Copy out every line exactly, passing over the pictures.

══ PROVIDED DATA ══

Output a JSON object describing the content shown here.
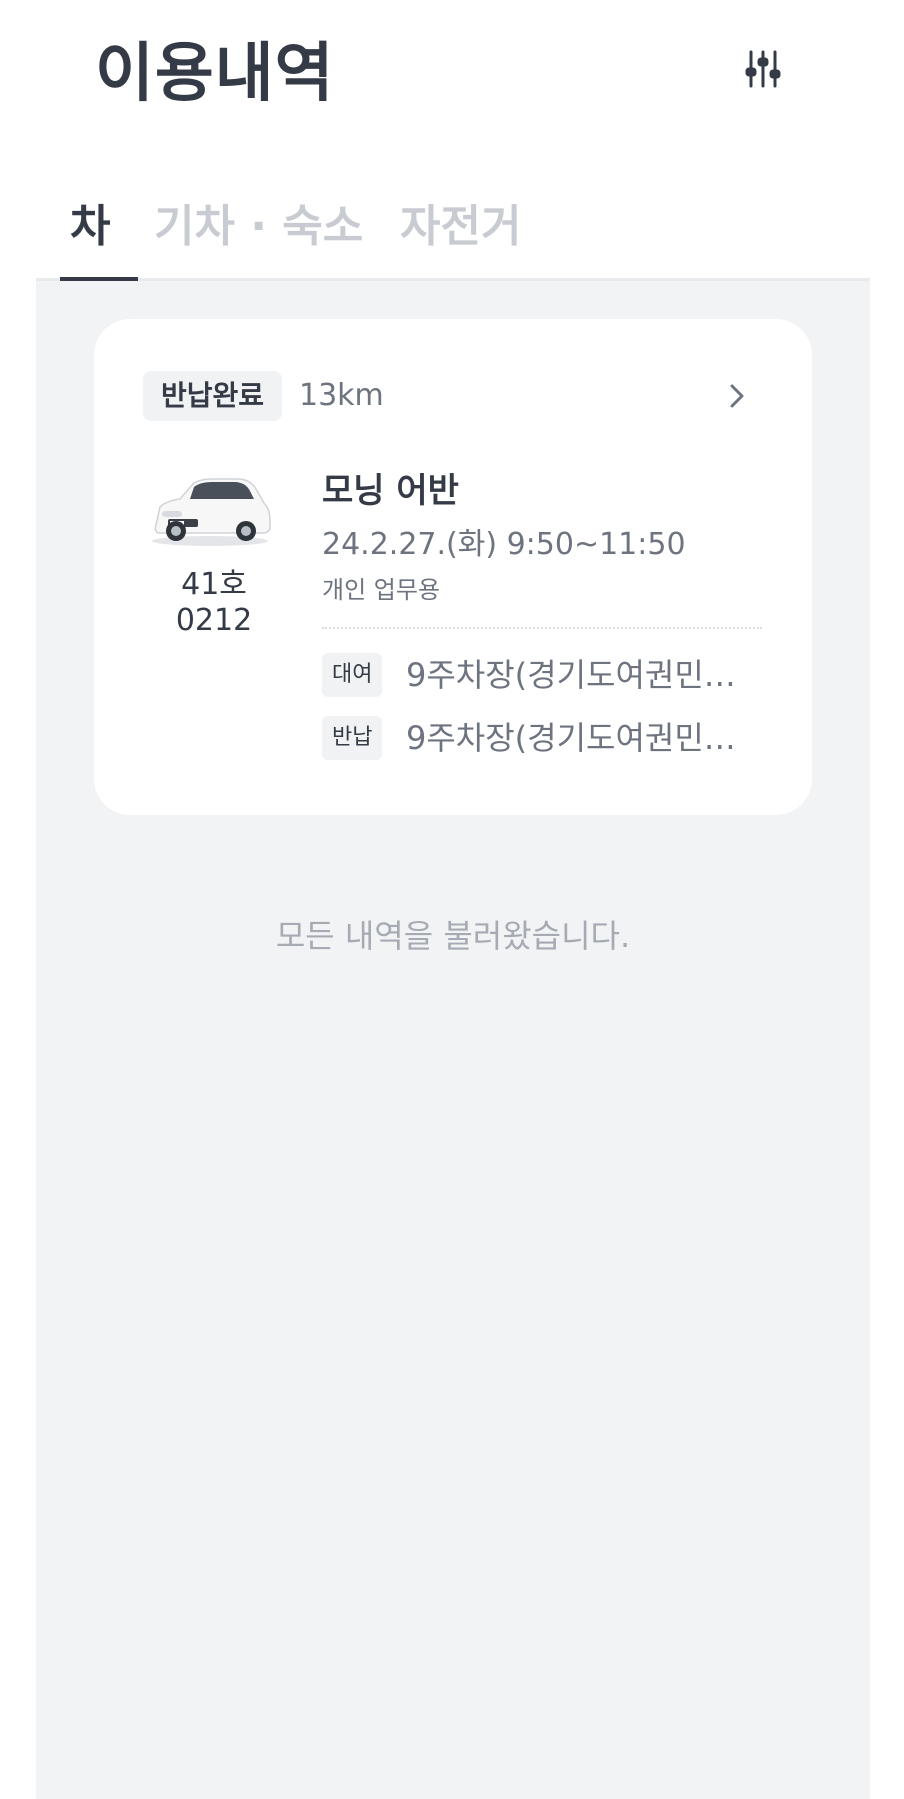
{
  "header": {
    "title": "이용내역",
    "filter_icon": "sliders-icon"
  },
  "tabs": [
    {
      "label": "차",
      "active": true
    },
    {
      "label": "기차 · 숙소",
      "active": false
    },
    {
      "label": "자전거",
      "active": false
    }
  ],
  "history": [
    {
      "status": "반납완료",
      "distance": "13km",
      "car_image": "car-image",
      "plate": "41호0212",
      "model": "모닝 어반",
      "datetime": "24.2.27.(화) 9:50~11:50",
      "purpose": "개인 업무용",
      "rental": {
        "label": "대여",
        "location": "9주차장(경기도여권민…"
      },
      "return": {
        "label": "반납",
        "location": "9주차장(경기도여권민…"
      }
    }
  ],
  "list_end_message": "모든 내역을 불러왔습니다.",
  "colors": {
    "text_primary": "#343b46",
    "text_secondary": "#6d7480",
    "tab_inactive": "#c8ccd2",
    "list_background": "#f2f3f5",
    "card_background": "#ffffff"
  }
}
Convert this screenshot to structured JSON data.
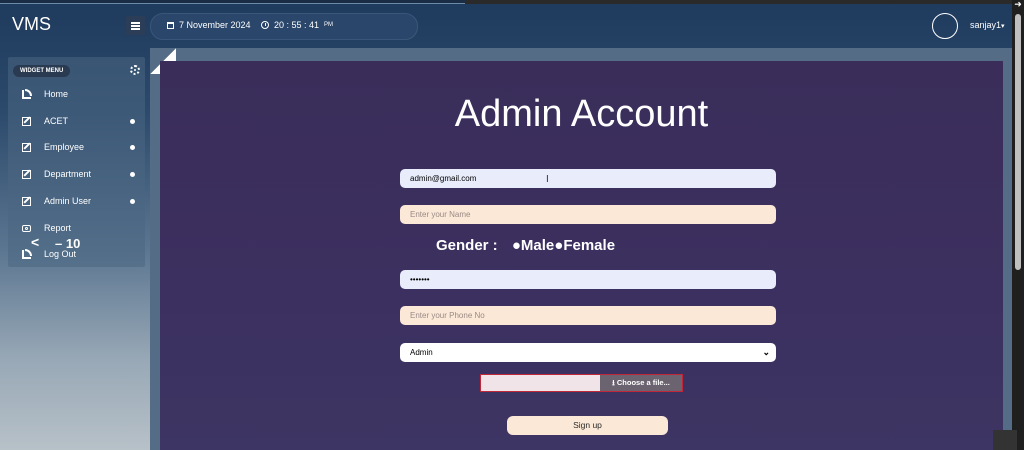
{
  "header": {
    "brand": "VMS",
    "date": "7 November 2024",
    "time": "20 : 55 : 41",
    "time_suffix": "PM",
    "user": "sanjay1",
    "user_caret": "▾"
  },
  "sidebar": {
    "widget_label": "WIDGET MENU",
    "items": [
      {
        "label": "Home",
        "icon": "rss-icon"
      },
      {
        "label": "ACET",
        "icon": "edit-icon"
      },
      {
        "label": "Employee",
        "icon": "edit-icon"
      },
      {
        "label": "Department",
        "icon": "edit-icon"
      },
      {
        "label": "Admin User",
        "icon": "edit-icon"
      },
      {
        "label": "Report",
        "icon": "camera-icon"
      },
      {
        "label": "Log Out",
        "icon": "rss-icon"
      }
    ],
    "overlay_back": "<",
    "overlay_text": "– 10"
  },
  "form": {
    "title": "Admin Account",
    "email_value": "admin@gmail.com",
    "name_placeholder": "Enter your Name",
    "gender_label": "Gender :",
    "gender_male": "●Male",
    "gender_female": "●Female",
    "password_value": "•••••••",
    "phone_placeholder": "Enter your Phone No",
    "role_selected": "Admin",
    "role_caret": "⌄",
    "file_button": "Choose a file...",
    "signup_label": "Sign up"
  },
  "colors": {
    "content_bg": "#3a2d5a",
    "input_blue": "#e8ecfb",
    "input_peach": "#fbe8d6",
    "file_border": "#c0283a"
  }
}
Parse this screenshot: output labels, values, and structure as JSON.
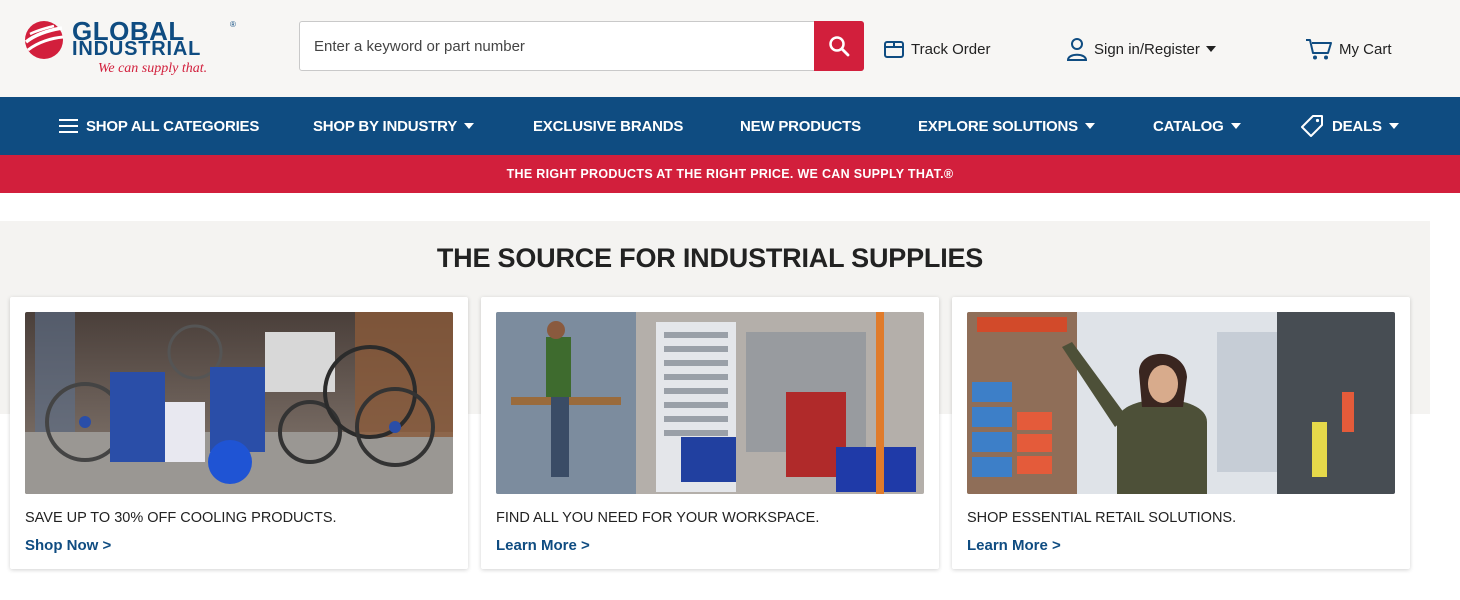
{
  "brand": {
    "name_line1": "GLOBAL",
    "name_line2": "INDUSTRIAL",
    "registered": "®",
    "tagline": "We can supply that.",
    "colors": {
      "blue": "#0f4c81",
      "red": "#d21f3c"
    }
  },
  "search": {
    "placeholder": "Enter a keyword or part number",
    "button_icon": "search-icon"
  },
  "utility": {
    "track_order": "Track Order",
    "sign_in": "Sign in/Register",
    "cart": "My Cart"
  },
  "nav": {
    "shop_all": "SHOP ALL CATEGORIES",
    "shop_by_industry": "SHOP BY INDUSTRY",
    "exclusive_brands": "EXCLUSIVE BRANDS",
    "new_products": "NEW PRODUCTS",
    "explore_solutions": "EXPLORE SOLUTIONS",
    "catalog": "CATALOG",
    "deals": "DEALS"
  },
  "promo": {
    "text": "THE RIGHT PRODUCTS AT THE RIGHT PRICE. WE CAN SUPPLY THAT.®"
  },
  "main": {
    "title": "THE SOURCE FOR INDUSTRIAL SUPPLIES",
    "cards": [
      {
        "text": "SAVE UP TO 30% OFF COOLING PRODUCTS.",
        "link": "Shop Now >"
      },
      {
        "text": "FIND ALL YOU NEED FOR YOUR WORKSPACE.",
        "link": "Learn More >"
      },
      {
        "text": "SHOP ESSENTIAL RETAIL SOLUTIONS.",
        "link": "Learn More >"
      }
    ]
  }
}
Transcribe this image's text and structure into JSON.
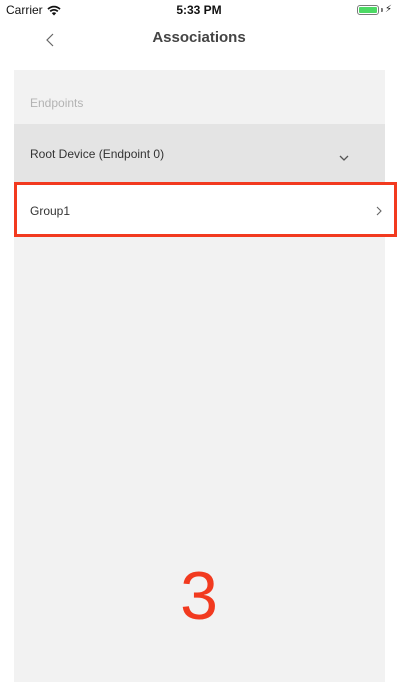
{
  "status_bar": {
    "carrier": "Carrier",
    "time": "5:33 PM",
    "battery_level": 1.0
  },
  "nav": {
    "title": "Associations",
    "back_icon": "chevron-left-icon"
  },
  "section": {
    "header": "Endpoints"
  },
  "endpoint": {
    "selected": "Root Device (Endpoint 0)",
    "chevron_icon": "chevron-down-icon"
  },
  "groups": [
    {
      "label": "Group1",
      "chevron_icon": "chevron-right-icon"
    }
  ],
  "annotation": {
    "step": "3",
    "color": "#f23a1f"
  },
  "colors": {
    "section_bg": "#f2f2f2",
    "endpoint_row_bg": "#e4e4e4",
    "battery": "#4cd964"
  }
}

═══

#### COMPLETE ANSWER
Output a JSON object describing the content shown here.
{
  "header": {
    "title": "이용내역",
    "filter_icon": "sliders-icon"
  },
  "tabs": [
    {
      "label": "차",
      "active": true
    },
    {
      "label": "기차 · 숙소",
      "active": false
    },
    {
      "label": "자전거",
      "active": false
    }
  ],
  "history": [
    {
      "status": "반납완료",
      "distance": "13km",
      "car_image": "car-image",
      "plate": "41호0212",
      "model": "모닝 어반",
      "datetime": "24.2.27.(화) 9:50~11:50",
      "purpose": "개인 업무용",
      "rental": {
        "label": "대여",
        "location": "9주차장(경기도여권민…"
      },
      "return": {
        "label": "반납",
        "location": "9주차장(경기도여권민…"
      }
    }
  ],
  "list_end_message": "모든 내역을 불러왔습니다.",
  "colors": {
    "text_primary": "#343b46",
    "text_secondary": "#6d7480",
    "tab_inactive": "#c8ccd2",
    "list_background": "#f2f3f5",
    "card_background": "#ffffff"
  }
}
Convert this screenshot to structured JSON data.
{
  "header": {
    "brand": "VMS",
    "date": "7 November 2024",
    "time": "20 : 55 : 41",
    "time_suffix": "PM",
    "user": "sanjay1",
    "user_caret": "▾"
  },
  "sidebar": {
    "widget_label": "WIDGET MENU",
    "items": [
      {
        "label": "Home",
        "icon": "rss-icon"
      },
      {
        "label": "ACET",
        "icon": "edit-icon"
      },
      {
        "label": "Employee",
        "icon": "edit-icon"
      },
      {
        "label": "Department",
        "icon": "edit-icon"
      },
      {
        "label": "Admin User",
        "icon": "edit-icon"
      },
      {
        "label": "Report",
        "icon": "camera-icon"
      },
      {
        "label": "Log Out",
        "icon": "rss-icon"
      }
    ],
    "overlay_back": "<",
    "overlay_text": "– 10"
  },
  "form": {
    "title": "Admin Account",
    "email_value": "admin@gmail.com",
    "name_placeholder": "Enter your Name",
    "gender_label": "Gender :",
    "gender_male": "●Male",
    "gender_female": "●Female",
    "password_value": "•••••••",
    "phone_placeholder": "Enter your Phone No",
    "role_selected": "Admin",
    "role_caret": "⌄",
    "file_button": "Choose a file...",
    "signup_label": "Sign up"
  },
  "colors": {
    "content_bg": "#3a2d5a",
    "input_blue": "#e8ecfb",
    "input_peach": "#fbe8d6",
    "file_border": "#c0283a"
  }
}
Parse this screenshot: output labels, values, and structure as JSON.
{
  "brand": {
    "name_line1": "GLOBAL",
    "name_line2": "INDUSTRIAL",
    "registered": "®",
    "tagline": "We can supply that.",
    "colors": {
      "blue": "#0f4c81",
      "red": "#d21f3c"
    }
  },
  "search": {
    "placeholder": "Enter a keyword or part number",
    "button_icon": "search-icon"
  },
  "utility": {
    "track_order": "Track Order",
    "sign_in": "Sign in/Register",
    "cart": "My Cart"
  },
  "nav": {
    "shop_all": "SHOP ALL CATEGORIES",
    "shop_by_industry": "SHOP BY INDUSTRY",
    "exclusive_brands": "EXCLUSIVE BRANDS",
    "new_products": "NEW PRODUCTS",
    "explore_solutions": "EXPLORE SOLUTIONS",
    "catalog": "CATALOG",
    "deals": "DEALS"
  },
  "promo": {
    "text": "THE RIGHT PRODUCTS AT THE RIGHT PRICE. WE CAN SUPPLY THAT.®"
  },
  "main": {
    "title": "THE SOURCE FOR INDUSTRIAL SUPPLIES",
    "cards": [
      {
        "text": "SAVE UP TO 30% OFF COOLING PRODUCTS.",
        "link": "Shop Now >"
      },
      {
        "text": "FIND ALL YOU NEED FOR YOUR WORKSPACE.",
        "link": "Learn More >"
      },
      {
        "text": "SHOP ESSENTIAL RETAIL SOLUTIONS.",
        "link": "Learn More >"
      }
    ]
  }
}
Transcribe this image's text and structure into JSON.
{
  "status_bar": {
    "carrier": "Carrier",
    "time": "5:33 PM",
    "battery_level": 1.0
  },
  "nav": {
    "title": "Associations",
    "back_icon": "chevron-left-icon"
  },
  "section": {
    "header": "Endpoints"
  },
  "endpoint": {
    "selected": "Root Device (Endpoint 0)",
    "chevron_icon": "chevron-down-icon"
  },
  "groups": [
    {
      "label": "Group1",
      "chevron_icon": "chevron-right-icon"
    }
  ],
  "annotation": {
    "step": "3",
    "color": "#f23a1f"
  },
  "colors": {
    "section_bg": "#f2f2f2",
    "endpoint_row_bg": "#e4e4e4",
    "battery": "#4cd964"
  }
}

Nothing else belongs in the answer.